- **STORED ROWS**
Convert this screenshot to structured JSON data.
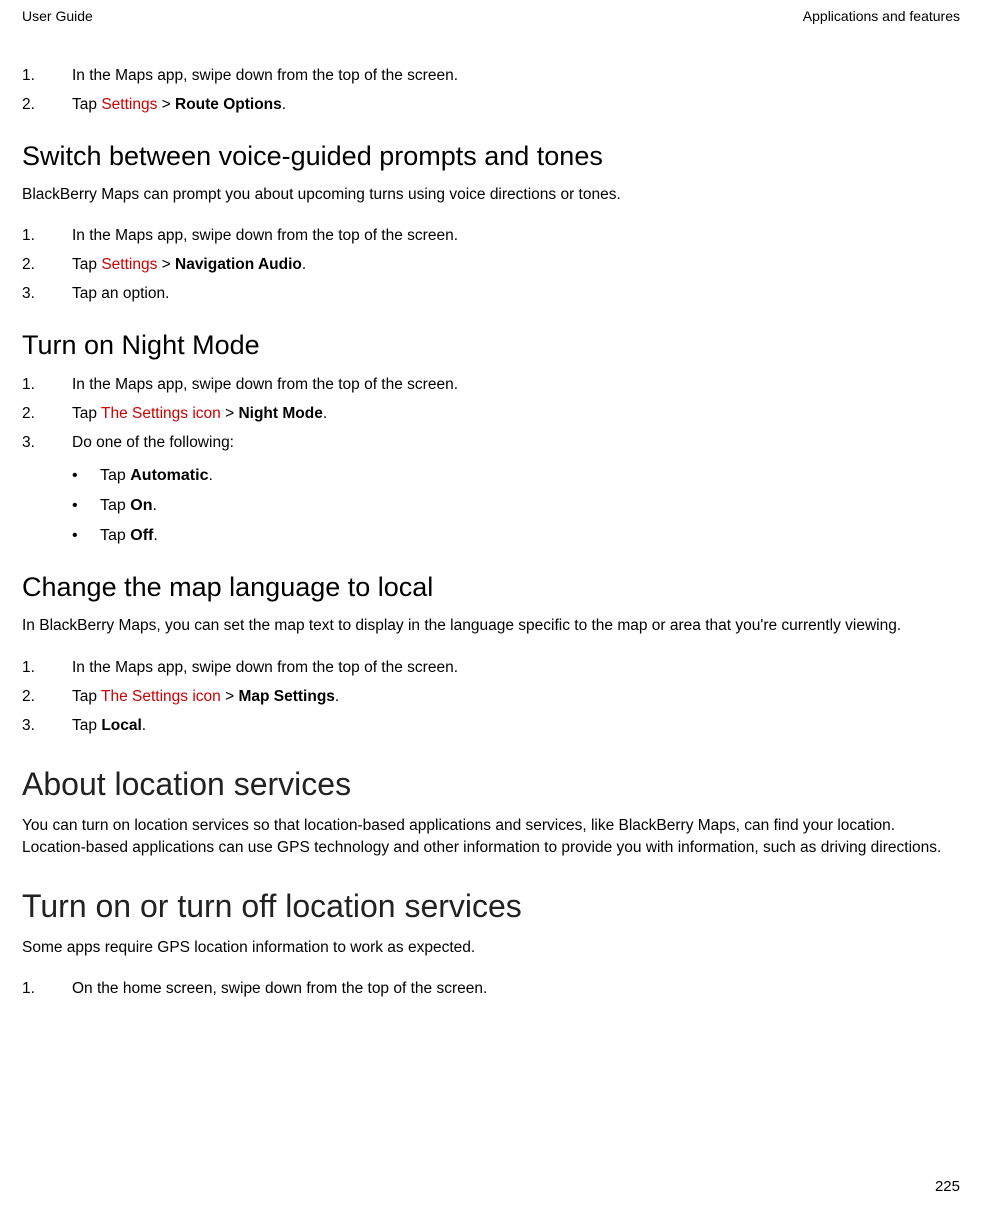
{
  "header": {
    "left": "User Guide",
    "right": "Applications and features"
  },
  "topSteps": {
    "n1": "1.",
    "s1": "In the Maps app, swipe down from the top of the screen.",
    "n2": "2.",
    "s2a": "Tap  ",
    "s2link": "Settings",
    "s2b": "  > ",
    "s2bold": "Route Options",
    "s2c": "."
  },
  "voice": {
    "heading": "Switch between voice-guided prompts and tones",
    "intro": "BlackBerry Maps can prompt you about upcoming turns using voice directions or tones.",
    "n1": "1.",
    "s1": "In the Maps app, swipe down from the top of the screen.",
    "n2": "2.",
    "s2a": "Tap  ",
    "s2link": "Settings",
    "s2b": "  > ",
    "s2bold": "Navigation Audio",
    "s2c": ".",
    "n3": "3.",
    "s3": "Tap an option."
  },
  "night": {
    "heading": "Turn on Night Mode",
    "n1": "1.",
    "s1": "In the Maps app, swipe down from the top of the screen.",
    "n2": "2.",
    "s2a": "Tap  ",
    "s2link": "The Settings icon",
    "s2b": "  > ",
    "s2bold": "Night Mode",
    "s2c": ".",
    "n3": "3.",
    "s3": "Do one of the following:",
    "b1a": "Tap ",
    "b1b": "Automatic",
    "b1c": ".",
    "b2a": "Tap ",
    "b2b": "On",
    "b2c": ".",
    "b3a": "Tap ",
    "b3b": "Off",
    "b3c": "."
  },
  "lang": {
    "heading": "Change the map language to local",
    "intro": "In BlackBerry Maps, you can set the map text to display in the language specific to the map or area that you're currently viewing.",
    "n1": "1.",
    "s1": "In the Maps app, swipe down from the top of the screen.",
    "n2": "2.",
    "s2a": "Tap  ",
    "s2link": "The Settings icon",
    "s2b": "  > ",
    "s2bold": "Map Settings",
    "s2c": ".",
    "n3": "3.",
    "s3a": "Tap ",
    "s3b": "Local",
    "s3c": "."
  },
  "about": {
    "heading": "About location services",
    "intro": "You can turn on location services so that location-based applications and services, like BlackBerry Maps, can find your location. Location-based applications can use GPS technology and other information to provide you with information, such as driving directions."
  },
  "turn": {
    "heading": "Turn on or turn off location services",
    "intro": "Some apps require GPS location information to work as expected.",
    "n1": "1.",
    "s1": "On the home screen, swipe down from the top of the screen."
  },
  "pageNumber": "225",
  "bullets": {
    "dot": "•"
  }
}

- **TASK DESCRIPTION**
Identify lines with the string "intro". Copy each one.

- **IN RESPONSE**
    "intro": "BlackBerry Maps can prompt you about upcoming turns using voice directions or tones.",
    "intro": "In BlackBerry Maps, you can set the map text to display in the language specific to the map or area that you're currently viewing.",
    "intro": "You can turn on location services so that location-based applications and services, like BlackBerry Maps, can find your location. Location-based applications can use GPS technology and other information to provide you with information, such as driving directions."
    "intro": "Some apps require GPS location information to work as expected.",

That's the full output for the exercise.